* READING TEXT:
If the bitop returns a value, you don't need additional barriers.
Otherwise ...
 ... you need smp_mb__before_atomic() to order prior accesses
against the bitop and smp_mb__after_atomic() to order subsequent
accesses against the bitop.  If you need the bitop to be ordered
against both prior and subsequent accesses, then you need both
smp_mb__before_atomic() and smp_mb__after_atomic().

> And if you need barriers, which variant would be most appropriate?
> The __before or the __after variant?

 ... you need smp_mb__before_atomic() to order prior accesses
against the bitop and smp_mb__after_atomic() to order subsequent
accesses against the bitop.  If you need the bitop to be ordered
against both prior and subsequent accesses, then you need both
smp_mb__before_atomic() and smp_mb__after_atomic().

> Also, what happens to bitops on bitfields longer than an unsigned long?

* STATED TASK 1: In the thread on bitop barriers, when are additional barriers unnecessary?
* STATED TASK 2: List every line that the thread on bitop barriers quotes with a leading ">" mark.
* STATED TASK 3: Pick up the thread on bitop barriers after its final line.
You won't need the rows.

* EXCERPTED DATA:
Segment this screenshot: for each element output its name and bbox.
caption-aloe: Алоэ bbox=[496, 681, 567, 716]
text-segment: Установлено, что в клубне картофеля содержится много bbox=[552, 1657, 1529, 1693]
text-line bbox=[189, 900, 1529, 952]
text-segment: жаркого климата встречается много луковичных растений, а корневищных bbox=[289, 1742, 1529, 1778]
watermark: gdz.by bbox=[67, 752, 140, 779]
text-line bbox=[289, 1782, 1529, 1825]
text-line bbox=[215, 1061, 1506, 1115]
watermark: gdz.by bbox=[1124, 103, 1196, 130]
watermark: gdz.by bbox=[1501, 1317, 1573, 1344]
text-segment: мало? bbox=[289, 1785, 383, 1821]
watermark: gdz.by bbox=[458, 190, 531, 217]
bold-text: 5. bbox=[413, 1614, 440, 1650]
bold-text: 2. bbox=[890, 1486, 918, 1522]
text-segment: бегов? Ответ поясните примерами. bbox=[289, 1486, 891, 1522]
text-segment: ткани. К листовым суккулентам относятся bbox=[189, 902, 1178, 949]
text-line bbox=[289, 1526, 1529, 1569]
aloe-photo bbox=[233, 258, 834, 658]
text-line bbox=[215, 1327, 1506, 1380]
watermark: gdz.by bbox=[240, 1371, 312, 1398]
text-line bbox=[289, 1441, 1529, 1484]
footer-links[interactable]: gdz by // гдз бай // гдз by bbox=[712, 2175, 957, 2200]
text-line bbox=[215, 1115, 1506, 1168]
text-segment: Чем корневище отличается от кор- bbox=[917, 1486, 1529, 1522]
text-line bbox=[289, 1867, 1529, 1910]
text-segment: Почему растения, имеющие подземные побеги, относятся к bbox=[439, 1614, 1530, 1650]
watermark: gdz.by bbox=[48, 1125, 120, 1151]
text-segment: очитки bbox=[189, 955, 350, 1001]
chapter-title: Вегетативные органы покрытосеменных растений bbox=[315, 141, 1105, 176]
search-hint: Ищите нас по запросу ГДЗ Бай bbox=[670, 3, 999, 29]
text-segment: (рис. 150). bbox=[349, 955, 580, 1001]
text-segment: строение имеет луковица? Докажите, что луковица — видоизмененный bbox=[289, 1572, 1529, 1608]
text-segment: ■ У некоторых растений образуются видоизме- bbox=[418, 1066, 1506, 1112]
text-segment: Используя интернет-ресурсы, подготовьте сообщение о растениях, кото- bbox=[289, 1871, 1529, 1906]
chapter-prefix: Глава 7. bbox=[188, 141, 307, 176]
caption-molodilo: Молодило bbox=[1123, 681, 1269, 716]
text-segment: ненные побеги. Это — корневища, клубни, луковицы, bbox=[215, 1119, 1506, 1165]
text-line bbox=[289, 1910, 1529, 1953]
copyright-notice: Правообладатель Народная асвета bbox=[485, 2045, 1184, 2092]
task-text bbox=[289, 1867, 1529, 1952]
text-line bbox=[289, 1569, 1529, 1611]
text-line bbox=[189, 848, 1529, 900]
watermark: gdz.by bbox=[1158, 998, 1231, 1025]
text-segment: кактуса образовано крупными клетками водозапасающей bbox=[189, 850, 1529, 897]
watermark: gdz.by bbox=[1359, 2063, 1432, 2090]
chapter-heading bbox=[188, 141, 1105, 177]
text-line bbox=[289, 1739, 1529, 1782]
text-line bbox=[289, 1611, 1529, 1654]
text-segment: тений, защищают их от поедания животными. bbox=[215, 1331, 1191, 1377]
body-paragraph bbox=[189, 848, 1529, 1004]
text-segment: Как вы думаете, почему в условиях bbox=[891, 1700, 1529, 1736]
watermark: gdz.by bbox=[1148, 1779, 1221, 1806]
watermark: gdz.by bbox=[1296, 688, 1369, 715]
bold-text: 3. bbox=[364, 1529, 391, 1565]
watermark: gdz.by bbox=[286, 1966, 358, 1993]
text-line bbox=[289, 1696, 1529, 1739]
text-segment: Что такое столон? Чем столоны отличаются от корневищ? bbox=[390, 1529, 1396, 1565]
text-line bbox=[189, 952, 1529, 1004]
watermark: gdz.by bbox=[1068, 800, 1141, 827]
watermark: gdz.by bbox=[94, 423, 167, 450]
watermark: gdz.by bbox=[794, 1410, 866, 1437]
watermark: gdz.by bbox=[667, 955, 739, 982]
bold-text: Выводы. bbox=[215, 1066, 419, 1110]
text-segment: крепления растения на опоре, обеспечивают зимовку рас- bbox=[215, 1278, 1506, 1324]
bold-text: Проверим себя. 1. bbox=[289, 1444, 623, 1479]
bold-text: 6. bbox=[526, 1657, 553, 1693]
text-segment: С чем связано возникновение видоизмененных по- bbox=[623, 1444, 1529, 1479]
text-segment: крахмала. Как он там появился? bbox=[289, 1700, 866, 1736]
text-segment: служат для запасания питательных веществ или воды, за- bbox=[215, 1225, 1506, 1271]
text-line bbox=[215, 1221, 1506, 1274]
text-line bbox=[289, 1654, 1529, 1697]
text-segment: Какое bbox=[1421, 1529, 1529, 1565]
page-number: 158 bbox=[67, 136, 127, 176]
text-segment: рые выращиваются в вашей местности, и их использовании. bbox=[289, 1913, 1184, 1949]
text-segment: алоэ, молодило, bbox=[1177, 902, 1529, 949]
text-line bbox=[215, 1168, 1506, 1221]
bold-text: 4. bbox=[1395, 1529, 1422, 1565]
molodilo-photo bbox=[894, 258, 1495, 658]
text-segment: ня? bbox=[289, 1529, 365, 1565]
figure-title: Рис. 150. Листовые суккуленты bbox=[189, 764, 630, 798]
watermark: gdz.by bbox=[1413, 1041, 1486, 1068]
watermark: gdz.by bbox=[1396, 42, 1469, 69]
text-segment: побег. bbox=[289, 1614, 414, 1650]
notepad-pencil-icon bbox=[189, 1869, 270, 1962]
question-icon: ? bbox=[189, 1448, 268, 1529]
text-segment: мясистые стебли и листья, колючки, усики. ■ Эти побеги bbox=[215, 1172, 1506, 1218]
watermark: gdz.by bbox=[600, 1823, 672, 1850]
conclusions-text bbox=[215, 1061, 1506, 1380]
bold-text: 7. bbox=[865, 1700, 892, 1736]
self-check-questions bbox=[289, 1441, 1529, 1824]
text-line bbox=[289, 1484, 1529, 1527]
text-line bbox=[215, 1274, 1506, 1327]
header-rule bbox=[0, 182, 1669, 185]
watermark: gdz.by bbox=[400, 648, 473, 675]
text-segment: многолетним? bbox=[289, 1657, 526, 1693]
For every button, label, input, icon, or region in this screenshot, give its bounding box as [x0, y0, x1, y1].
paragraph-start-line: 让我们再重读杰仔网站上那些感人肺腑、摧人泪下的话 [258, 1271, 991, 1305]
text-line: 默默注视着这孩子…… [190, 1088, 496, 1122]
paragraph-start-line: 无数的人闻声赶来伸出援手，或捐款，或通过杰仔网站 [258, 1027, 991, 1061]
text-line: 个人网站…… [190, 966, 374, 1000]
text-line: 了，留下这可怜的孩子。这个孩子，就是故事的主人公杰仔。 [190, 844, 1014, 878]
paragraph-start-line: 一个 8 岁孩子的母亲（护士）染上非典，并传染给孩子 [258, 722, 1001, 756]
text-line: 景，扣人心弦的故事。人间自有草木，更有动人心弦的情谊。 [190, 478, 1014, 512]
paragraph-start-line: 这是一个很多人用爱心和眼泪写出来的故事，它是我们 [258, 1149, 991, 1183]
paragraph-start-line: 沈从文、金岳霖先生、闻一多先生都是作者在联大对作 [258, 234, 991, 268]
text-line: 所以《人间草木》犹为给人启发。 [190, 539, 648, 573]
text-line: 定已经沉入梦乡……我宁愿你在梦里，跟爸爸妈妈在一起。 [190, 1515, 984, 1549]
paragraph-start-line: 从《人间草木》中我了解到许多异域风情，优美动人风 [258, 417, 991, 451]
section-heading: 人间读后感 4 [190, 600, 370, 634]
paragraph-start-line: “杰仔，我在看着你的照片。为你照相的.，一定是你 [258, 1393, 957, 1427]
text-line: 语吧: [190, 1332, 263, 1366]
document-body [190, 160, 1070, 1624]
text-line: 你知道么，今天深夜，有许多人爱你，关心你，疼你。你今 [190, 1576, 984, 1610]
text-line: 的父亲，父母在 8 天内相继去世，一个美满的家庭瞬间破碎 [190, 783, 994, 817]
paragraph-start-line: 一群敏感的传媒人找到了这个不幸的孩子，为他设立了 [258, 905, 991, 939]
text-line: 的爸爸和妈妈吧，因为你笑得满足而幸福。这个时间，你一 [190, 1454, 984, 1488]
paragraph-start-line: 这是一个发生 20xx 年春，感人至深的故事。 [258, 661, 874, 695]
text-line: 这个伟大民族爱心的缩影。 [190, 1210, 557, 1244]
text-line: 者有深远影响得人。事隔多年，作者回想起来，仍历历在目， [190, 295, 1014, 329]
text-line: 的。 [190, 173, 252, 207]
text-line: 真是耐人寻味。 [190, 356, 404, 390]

* EXERCISE RESULT 1: When the bitop returns a value.

* EXERCISE RESULT 2:
- And if you need barriers, which variant would be most appropriate?
- The __before or the __after variant?
- Also, what happens to bitops on bitfields longer than an unsigned long?

* EXERCISE RESULT 3:
> Are they still atomic?

>>From what I can see, yes, sort of.  The "sort of" part is due to the fact
that bitops on widely separated bits would be would avoid interfering
with each other, but on the other hand, there would be no cause-and-effect
relationship between them, either.  Furthermore, processes reading the
bits set might disagree on the order in which they were set.

All that aside, please note that the initial memory model is limited
to memory reference, barriers, and RCU.  We do not yet have locking or
read-modify-write atomic operations.  We have to start somewhere!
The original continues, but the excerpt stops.